** start EXTRACTED INFORMATION **
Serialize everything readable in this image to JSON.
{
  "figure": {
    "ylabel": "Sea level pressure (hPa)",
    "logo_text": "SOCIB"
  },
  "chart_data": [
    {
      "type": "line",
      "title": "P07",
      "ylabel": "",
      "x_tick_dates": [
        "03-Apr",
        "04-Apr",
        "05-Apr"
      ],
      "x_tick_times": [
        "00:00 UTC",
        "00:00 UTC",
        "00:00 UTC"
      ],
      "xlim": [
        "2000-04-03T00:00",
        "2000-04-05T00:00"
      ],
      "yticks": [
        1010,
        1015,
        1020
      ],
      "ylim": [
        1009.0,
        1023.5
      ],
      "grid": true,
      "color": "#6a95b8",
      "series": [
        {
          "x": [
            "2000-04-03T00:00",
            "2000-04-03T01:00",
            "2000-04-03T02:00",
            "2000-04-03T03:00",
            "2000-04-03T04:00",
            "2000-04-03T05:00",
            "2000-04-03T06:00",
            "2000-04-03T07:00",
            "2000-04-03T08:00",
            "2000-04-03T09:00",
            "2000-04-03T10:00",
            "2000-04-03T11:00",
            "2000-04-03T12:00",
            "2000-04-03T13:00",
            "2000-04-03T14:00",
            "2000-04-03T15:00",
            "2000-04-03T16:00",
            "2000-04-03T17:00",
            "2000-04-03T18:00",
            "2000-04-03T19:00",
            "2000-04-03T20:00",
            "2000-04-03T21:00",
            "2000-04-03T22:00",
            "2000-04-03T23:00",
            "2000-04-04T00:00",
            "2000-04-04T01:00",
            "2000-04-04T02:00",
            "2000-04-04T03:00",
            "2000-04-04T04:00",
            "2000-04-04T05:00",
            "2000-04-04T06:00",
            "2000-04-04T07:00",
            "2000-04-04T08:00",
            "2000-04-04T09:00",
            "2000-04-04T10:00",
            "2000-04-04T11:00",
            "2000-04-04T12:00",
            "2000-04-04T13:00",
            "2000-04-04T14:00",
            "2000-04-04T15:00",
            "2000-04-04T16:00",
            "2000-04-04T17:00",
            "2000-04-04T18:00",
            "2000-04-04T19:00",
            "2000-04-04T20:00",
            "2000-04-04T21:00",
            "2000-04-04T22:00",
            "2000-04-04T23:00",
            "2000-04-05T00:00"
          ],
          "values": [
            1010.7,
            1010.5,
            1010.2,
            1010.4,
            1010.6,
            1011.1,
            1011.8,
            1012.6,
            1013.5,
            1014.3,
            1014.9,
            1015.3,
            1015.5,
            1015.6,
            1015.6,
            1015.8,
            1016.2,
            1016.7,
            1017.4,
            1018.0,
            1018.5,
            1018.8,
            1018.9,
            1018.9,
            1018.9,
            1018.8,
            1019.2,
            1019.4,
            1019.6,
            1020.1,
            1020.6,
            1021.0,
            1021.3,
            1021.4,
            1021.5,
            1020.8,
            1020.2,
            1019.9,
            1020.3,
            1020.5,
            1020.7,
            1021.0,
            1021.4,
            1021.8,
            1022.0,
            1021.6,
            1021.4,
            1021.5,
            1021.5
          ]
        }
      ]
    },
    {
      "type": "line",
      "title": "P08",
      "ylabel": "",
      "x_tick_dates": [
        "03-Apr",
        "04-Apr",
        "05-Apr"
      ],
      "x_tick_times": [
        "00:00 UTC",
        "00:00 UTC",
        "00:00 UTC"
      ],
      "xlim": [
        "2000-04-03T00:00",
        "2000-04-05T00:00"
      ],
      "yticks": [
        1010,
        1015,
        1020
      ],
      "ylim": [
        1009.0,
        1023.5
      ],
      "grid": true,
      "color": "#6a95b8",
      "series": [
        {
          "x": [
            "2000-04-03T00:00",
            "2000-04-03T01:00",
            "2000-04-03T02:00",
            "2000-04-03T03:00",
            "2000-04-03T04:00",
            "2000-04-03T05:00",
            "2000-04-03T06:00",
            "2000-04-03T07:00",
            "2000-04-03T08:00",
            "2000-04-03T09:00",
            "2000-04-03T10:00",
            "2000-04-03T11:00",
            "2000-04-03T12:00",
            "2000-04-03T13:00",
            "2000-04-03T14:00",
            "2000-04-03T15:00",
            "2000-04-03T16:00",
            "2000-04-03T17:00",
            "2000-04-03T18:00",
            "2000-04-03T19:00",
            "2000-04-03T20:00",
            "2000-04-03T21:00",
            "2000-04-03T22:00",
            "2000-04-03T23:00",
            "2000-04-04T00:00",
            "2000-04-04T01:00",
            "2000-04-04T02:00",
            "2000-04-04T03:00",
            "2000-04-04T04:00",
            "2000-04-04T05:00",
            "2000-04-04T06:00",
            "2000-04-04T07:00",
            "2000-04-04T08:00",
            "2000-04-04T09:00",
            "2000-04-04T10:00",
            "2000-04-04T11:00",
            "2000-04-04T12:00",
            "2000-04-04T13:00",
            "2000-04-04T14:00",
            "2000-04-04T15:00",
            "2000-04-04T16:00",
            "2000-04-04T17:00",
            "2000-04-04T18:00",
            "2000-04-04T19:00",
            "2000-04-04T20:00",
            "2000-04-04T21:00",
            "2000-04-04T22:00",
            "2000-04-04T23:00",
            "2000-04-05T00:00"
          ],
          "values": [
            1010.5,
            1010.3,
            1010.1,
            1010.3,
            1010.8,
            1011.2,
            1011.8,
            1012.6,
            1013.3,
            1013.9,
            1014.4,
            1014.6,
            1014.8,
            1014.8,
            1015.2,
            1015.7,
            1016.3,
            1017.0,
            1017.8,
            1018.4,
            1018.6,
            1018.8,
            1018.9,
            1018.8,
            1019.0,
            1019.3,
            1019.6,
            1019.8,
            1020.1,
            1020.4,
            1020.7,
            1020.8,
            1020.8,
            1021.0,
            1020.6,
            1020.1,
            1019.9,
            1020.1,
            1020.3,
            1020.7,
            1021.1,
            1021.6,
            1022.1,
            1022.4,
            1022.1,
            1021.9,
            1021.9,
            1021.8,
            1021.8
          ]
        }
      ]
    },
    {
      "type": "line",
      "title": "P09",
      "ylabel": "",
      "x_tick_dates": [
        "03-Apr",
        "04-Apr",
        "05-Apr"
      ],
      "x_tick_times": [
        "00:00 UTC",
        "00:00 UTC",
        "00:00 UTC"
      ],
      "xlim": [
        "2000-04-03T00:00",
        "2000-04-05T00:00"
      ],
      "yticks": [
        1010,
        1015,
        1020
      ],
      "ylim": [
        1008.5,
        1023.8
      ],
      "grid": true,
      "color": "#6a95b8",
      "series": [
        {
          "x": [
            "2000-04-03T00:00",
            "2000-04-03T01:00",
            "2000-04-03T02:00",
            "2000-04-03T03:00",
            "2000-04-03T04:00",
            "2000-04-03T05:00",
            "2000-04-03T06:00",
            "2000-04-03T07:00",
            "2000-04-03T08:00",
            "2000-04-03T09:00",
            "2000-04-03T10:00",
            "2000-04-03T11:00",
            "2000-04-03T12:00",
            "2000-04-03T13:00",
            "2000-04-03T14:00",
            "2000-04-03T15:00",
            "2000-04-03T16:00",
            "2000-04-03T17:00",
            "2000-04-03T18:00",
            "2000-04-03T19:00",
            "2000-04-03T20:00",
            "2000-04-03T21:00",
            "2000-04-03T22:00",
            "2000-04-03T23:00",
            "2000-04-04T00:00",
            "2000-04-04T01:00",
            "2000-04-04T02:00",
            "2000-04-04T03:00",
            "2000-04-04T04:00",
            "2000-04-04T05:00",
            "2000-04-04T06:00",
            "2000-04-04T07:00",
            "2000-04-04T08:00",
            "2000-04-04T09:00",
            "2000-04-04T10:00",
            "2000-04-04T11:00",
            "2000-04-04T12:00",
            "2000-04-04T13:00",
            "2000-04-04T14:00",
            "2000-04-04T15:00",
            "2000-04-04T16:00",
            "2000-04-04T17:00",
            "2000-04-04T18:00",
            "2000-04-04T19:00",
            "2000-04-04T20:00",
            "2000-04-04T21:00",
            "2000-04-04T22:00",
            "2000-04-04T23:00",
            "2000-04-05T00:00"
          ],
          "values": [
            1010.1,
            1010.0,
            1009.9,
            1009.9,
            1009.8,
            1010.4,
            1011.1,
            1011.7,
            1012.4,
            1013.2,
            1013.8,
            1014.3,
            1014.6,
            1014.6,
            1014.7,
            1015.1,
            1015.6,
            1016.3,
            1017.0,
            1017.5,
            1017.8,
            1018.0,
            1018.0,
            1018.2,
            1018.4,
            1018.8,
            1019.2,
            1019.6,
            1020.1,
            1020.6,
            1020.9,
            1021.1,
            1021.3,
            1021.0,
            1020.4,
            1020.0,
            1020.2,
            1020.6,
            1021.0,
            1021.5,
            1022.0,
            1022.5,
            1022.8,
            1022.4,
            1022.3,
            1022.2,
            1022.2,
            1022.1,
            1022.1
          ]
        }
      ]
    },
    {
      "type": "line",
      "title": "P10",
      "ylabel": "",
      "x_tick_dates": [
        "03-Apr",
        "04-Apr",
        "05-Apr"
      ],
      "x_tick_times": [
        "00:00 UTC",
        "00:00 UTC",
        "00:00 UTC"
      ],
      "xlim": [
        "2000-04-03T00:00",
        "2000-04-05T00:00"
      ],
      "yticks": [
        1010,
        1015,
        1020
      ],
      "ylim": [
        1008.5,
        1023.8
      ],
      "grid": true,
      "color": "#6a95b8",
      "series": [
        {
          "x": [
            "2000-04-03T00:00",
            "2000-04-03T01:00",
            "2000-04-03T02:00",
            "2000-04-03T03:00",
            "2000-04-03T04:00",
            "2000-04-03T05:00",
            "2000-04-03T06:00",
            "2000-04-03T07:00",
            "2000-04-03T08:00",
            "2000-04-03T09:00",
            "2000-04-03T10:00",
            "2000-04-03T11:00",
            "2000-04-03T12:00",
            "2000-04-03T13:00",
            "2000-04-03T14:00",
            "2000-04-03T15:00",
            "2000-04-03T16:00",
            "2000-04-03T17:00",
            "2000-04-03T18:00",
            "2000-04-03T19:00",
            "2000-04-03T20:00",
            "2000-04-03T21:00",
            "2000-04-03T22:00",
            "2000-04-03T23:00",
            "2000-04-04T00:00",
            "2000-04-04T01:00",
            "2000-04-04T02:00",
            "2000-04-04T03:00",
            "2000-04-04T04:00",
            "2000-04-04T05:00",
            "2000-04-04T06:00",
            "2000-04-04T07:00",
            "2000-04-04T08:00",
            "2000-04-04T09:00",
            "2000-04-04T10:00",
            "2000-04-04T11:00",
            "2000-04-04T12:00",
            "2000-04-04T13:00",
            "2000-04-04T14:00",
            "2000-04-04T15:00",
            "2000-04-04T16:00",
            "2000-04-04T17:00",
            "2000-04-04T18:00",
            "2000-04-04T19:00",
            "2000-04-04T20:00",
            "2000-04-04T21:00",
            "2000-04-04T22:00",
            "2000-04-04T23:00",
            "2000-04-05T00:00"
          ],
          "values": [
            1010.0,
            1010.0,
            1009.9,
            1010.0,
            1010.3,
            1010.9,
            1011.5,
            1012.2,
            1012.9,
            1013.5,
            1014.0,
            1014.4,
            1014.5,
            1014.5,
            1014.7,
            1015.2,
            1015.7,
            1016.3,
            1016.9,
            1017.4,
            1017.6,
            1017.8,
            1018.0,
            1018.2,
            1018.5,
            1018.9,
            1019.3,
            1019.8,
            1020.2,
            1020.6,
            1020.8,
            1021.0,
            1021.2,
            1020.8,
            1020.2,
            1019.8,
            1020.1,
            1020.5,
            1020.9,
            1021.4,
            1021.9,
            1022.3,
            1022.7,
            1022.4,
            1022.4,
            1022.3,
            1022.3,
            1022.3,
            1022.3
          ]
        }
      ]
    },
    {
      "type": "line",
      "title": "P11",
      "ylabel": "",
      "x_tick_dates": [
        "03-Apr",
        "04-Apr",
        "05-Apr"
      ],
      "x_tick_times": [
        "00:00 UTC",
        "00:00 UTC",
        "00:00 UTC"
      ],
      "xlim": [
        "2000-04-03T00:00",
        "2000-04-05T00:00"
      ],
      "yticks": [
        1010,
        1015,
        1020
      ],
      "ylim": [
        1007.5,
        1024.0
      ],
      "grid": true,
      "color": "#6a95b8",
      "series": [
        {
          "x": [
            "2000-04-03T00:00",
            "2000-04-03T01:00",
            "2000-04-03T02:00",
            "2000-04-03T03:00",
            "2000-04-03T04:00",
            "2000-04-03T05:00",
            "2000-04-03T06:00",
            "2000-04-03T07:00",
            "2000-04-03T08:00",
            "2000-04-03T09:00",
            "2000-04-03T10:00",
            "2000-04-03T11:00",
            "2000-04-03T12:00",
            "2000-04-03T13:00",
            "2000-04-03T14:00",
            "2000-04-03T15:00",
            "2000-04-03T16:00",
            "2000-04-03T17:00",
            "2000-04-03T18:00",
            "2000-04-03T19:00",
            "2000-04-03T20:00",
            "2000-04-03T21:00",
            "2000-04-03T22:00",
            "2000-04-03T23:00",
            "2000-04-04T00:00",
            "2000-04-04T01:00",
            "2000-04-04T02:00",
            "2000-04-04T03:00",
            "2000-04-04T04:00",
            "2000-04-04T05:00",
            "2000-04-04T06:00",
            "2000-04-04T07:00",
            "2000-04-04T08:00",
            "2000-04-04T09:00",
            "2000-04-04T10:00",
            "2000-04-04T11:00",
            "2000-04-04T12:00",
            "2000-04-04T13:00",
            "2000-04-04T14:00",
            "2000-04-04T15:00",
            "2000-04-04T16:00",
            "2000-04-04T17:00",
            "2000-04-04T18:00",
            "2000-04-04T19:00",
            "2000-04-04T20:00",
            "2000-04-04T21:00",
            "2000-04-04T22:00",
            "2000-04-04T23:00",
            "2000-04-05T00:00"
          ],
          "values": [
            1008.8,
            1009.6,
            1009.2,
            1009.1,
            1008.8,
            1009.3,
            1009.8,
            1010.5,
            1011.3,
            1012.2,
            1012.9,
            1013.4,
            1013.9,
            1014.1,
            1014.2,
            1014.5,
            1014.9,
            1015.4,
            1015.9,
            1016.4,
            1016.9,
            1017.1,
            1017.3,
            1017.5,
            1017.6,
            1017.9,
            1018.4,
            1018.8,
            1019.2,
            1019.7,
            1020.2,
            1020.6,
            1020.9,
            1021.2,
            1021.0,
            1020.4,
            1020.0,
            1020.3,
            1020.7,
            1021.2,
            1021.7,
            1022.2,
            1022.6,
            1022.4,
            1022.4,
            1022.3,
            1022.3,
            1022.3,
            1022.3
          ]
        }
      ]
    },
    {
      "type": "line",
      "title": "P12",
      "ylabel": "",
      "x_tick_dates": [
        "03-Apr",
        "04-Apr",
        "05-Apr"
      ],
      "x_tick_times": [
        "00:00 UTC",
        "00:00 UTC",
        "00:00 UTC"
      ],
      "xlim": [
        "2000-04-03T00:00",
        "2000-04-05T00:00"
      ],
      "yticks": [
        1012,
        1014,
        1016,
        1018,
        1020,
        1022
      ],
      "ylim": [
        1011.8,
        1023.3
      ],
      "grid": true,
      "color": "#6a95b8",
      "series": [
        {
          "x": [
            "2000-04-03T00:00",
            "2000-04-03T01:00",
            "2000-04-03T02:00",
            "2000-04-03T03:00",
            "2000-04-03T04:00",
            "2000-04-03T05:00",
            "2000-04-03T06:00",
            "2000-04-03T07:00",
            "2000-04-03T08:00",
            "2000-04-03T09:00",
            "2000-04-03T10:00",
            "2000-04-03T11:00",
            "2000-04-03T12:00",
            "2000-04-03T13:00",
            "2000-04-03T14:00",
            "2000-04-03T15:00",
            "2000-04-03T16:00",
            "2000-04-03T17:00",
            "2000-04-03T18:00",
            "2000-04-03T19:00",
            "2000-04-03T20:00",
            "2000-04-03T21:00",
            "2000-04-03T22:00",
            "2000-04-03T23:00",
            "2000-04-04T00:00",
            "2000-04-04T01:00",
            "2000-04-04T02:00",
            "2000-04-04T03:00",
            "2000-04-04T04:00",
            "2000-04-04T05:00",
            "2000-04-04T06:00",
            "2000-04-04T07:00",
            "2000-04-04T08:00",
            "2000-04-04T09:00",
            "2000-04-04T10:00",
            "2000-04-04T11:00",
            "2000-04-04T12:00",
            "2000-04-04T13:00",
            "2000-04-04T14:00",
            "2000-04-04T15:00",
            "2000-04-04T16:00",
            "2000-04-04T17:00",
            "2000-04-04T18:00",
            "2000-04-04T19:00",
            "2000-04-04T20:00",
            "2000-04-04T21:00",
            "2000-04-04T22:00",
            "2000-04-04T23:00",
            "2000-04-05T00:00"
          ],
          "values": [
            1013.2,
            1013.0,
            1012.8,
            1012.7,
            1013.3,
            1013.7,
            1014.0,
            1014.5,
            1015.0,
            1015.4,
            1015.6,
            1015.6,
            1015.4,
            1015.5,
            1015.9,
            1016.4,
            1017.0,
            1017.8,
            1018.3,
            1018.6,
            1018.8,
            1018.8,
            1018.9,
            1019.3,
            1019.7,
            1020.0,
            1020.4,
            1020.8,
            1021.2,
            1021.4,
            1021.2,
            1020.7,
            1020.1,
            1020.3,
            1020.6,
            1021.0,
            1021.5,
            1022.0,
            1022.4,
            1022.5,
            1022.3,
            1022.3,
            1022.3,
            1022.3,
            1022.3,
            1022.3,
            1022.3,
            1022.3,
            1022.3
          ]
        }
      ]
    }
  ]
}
** end EXTRACTED INFORMATION **
### TASK STATEMENT
Say how many lines in the records contain the string "title", and say nothing else.

### WRITTEN RESPONSE
6